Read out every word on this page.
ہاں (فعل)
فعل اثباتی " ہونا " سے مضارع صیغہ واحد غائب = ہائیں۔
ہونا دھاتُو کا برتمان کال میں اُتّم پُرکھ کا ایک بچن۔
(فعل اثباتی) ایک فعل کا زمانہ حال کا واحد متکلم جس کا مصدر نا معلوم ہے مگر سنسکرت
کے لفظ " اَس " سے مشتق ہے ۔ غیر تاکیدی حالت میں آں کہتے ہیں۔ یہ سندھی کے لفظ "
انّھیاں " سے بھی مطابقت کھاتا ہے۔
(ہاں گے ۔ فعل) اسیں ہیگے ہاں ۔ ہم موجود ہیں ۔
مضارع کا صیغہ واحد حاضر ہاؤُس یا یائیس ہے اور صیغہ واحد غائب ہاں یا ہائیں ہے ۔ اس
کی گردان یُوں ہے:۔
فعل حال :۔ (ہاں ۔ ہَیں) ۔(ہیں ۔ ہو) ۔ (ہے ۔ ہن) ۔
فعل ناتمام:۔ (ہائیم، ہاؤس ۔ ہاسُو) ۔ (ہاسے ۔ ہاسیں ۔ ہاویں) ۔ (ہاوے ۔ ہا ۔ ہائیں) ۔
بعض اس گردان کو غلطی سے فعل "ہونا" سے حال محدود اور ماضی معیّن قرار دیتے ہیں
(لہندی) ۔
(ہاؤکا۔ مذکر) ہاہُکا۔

##########

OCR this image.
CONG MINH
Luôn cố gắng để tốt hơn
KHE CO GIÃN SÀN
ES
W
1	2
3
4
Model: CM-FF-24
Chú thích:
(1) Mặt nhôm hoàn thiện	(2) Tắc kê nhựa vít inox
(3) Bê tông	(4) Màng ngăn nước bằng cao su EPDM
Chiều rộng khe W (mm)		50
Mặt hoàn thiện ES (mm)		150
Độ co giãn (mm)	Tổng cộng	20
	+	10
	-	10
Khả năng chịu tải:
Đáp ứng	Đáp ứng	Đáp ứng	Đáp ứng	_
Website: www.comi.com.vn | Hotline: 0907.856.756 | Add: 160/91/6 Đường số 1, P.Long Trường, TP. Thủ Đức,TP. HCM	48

##########

Which lines hold the word "ہونا"? Copy every one of them.

▶ [OUTPUT FOR THIS TASK]
فعل اثباتی " ہونا " سے مضارع صیغہ واحد غائب = ہائیں۔
ہونا دھاتُو کا برتمان کال میں اُتّم پُرکھ کا ایک بچن۔
بعض اس گردان کو غلطی سے فعل "ہونا" سے حال محدود اور ماضی معیّن قرار دیتے ہیں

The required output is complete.